■ Goal of the exercise
Count every line in the entries that contains "мужчин". Report that count alone.

■ Dataset

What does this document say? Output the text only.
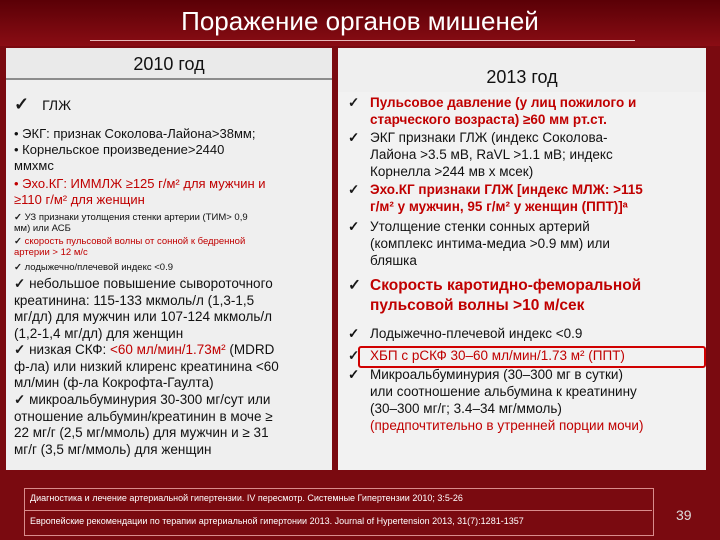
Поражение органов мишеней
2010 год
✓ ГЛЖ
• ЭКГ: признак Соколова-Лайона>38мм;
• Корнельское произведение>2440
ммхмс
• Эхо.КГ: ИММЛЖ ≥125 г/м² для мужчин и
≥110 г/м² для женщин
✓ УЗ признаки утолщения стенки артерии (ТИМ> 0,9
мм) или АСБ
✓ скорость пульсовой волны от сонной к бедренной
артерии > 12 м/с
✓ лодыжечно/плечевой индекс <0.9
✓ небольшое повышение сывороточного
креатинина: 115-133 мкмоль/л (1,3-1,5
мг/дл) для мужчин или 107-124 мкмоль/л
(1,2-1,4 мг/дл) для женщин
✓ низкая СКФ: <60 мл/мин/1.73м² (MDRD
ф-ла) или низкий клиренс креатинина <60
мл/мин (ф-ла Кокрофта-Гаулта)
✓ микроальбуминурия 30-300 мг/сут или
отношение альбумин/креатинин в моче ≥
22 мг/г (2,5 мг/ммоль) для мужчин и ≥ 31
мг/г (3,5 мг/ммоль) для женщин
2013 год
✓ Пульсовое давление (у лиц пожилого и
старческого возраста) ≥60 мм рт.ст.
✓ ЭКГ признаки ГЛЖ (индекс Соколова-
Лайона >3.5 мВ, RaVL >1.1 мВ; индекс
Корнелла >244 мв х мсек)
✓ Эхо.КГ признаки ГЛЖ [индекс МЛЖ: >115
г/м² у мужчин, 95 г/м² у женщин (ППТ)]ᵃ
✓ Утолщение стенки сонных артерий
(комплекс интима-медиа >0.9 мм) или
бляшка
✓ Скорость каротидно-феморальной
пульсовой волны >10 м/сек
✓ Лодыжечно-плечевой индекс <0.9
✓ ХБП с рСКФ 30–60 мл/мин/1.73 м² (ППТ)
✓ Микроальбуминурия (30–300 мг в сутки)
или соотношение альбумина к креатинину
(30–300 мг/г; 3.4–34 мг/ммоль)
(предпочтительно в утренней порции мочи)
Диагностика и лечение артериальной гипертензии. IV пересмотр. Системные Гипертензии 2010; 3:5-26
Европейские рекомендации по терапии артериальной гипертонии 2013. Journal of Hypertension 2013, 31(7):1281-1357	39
--
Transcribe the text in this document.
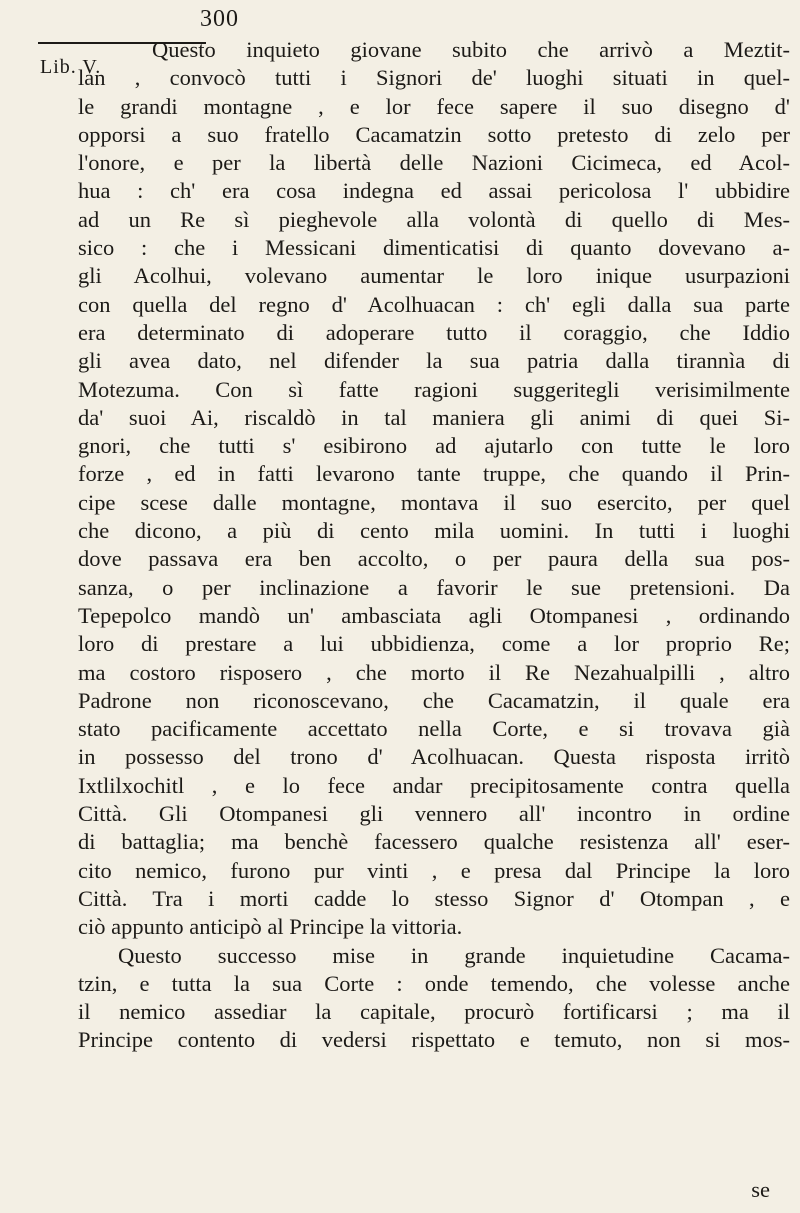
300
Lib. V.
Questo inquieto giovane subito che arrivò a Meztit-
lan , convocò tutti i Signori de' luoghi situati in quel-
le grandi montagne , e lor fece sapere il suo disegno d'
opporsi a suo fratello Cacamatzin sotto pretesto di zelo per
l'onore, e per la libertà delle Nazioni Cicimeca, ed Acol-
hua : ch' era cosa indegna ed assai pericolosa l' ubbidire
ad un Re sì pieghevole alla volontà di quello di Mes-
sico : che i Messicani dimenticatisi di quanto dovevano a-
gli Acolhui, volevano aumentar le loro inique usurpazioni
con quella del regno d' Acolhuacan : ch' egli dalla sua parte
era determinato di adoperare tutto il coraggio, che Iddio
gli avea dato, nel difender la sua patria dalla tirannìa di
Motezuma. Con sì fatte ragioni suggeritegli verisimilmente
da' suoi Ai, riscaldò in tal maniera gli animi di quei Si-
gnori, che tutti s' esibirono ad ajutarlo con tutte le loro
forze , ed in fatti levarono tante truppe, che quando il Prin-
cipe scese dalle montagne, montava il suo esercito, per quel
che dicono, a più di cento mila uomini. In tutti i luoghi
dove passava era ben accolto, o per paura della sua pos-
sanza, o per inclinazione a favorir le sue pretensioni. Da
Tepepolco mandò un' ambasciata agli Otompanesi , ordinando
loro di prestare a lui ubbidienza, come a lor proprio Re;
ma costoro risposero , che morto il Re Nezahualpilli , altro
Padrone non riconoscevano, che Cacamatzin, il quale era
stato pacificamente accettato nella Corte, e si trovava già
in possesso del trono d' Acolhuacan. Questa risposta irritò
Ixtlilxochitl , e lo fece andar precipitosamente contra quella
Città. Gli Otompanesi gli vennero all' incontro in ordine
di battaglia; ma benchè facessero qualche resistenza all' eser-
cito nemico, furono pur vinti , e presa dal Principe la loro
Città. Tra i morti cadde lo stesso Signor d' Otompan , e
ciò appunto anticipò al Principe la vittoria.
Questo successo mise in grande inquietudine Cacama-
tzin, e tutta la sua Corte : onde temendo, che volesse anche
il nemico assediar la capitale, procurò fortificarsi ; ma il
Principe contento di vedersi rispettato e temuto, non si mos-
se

■ Problem solution
4